You are viewing a plain text version of this content. The canonical link for it is here.
Posted to solr-dev@lucene.apache.org by Lance Norskog <go...@gmail.com> on 2009/09/28 22:33:50 UTC

Re: [PMX:FAKE_SENDER] Re: [PMX:FAKE_SENDER] Re: large OR-boolean query

It sounds like a fully denormalized schema is:
unique id is a compound key of the drug and the technical paper, with
many search attributes per drug.

If your document has a drug & a paper as a compound unique ID, how
many documents total do you have? A Lucene index works quite well with
hundreds of millions of documents.

What is the average number of search attributes per drug? The index
allocates space only to attributes that are used. If there are 5000
searchable attributes, and each drug has only a 100 unique attributes,
the inverted list of fields contains 5000 attribute entries with an
average of 100 document ids. (This comes from my vague understanding
of space requirements.)

If you experiment with this you may find that the space and
performance characteristics are actually OK.

On Mon, Sep 28, 2009 at 6:42 AM, Luo, Jeff <jl...@cas.org> wrote:
> We DO have a multi-value field Drug-Name on the paper index.
■ ■ ■ ■
# Problem
Carry on the Solr mailing-list post from its last line. The data comes from a separate source and has no connection to the Solr mailing-list post.
■ ■ ■ ■
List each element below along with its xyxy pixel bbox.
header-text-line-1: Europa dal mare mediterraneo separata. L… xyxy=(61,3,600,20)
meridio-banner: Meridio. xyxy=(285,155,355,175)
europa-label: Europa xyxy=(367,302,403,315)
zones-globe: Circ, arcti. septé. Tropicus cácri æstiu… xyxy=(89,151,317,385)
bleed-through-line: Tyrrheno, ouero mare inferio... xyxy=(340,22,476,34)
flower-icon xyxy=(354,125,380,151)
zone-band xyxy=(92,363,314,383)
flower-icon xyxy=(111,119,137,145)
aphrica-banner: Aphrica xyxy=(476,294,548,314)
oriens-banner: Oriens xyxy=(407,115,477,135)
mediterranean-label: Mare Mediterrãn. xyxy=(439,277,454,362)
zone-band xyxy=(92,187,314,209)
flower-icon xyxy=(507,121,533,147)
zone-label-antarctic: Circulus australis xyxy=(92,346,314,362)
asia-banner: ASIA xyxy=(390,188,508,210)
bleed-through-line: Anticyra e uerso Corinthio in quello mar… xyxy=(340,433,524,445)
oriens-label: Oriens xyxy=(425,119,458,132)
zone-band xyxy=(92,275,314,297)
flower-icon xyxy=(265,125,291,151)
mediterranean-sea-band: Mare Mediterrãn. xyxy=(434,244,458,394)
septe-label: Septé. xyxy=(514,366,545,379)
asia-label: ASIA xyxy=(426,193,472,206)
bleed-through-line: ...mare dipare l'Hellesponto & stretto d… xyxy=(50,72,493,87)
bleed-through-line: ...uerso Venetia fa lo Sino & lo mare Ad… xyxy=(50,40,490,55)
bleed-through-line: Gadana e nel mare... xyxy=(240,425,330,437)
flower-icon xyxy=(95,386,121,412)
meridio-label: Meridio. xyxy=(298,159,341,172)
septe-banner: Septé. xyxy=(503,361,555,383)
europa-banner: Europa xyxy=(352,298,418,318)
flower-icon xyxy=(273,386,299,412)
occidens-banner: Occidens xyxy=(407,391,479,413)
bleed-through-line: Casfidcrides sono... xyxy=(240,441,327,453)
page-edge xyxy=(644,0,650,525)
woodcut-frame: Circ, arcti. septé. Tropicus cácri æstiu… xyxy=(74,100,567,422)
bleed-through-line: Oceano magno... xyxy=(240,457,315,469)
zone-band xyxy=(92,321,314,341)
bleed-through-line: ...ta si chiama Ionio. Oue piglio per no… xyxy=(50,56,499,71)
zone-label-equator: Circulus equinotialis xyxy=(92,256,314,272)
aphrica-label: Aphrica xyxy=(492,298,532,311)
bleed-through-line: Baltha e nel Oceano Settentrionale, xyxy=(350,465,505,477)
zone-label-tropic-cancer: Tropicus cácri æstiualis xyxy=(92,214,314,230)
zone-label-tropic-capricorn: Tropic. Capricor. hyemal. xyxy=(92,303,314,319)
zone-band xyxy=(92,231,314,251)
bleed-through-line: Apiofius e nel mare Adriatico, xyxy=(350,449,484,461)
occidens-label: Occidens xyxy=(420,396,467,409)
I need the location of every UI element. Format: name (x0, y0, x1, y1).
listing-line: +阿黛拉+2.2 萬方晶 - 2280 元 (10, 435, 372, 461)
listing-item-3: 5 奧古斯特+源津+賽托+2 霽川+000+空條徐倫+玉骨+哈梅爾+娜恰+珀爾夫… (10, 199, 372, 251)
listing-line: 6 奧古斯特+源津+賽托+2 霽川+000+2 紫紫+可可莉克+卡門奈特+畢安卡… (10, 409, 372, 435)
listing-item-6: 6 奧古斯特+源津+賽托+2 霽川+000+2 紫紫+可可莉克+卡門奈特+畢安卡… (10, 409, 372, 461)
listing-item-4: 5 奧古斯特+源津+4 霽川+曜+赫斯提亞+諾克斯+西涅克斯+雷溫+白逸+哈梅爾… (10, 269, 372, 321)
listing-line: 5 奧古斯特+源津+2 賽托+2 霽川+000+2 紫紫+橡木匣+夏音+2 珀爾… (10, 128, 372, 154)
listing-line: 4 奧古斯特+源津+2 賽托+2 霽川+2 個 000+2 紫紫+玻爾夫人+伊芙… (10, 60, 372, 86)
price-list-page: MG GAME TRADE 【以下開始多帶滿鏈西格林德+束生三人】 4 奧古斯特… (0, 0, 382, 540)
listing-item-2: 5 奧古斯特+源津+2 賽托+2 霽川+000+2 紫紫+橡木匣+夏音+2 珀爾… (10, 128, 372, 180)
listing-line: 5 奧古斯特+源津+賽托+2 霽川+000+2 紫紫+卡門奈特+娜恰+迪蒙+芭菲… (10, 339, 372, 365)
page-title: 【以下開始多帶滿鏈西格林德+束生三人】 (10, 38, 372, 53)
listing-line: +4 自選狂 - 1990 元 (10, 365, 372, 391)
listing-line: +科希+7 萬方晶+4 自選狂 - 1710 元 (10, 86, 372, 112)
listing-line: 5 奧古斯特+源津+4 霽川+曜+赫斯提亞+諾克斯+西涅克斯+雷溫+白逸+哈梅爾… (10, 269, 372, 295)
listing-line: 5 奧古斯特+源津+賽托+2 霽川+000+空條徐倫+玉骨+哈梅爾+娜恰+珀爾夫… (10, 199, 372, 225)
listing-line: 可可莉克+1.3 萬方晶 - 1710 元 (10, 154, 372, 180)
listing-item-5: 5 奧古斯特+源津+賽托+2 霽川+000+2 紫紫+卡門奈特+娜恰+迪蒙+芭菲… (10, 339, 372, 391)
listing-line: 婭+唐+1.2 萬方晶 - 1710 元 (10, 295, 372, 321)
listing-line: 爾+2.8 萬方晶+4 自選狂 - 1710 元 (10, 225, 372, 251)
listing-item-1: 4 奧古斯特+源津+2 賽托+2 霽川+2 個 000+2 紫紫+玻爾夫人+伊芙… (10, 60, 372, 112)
■ ■ ■ ■
# Response below
> Unfortunately, we can NOT combine these two distinct indexes into one
> BIG index, as you suggested, to fully de-normalize them. A drug has TOO
> MANY properties which one can query against and a paper might contain
> TOO MANY drugs.
>
> In a trivial case, the user knows the terms(drug names), so they can
> search the documents very fast using those terms. In a non-trivial case,
> the user does NOT know the drug names, so they search by drug
> properties, and the number of drug names resulted from their property
> search could be in the range of thousands, hence my question.
>
> If you have any good design ideas on this requirement, please let me
> know.
>
> Thanks for your time,
>
> Jeff
>
> -----Original Message-----
> From: Walter Underwood [mailto:wunder@wunderwood.org]
> Sent: Friday, September 25, 2009 11:02 AM
> To: solr-dev@lucene.apache.org
> Subject: [PMX:FAKE_SENDER] Re: [PMX:FAKE_SENDER] Re: large OR-boolean
> query
>
> This would work a lot better if you did the join at index time. For
> each paper, add a field with all the related drug names (or whatever
> you want to search for), then search on that field.
>
> With the current design, it will never be fast and never scale. Each
> lookup has a cost, so expanding a query to a thousand terms will
> always be slow. Distributing the query to multiple shards will only
> make a bad design slightly faster.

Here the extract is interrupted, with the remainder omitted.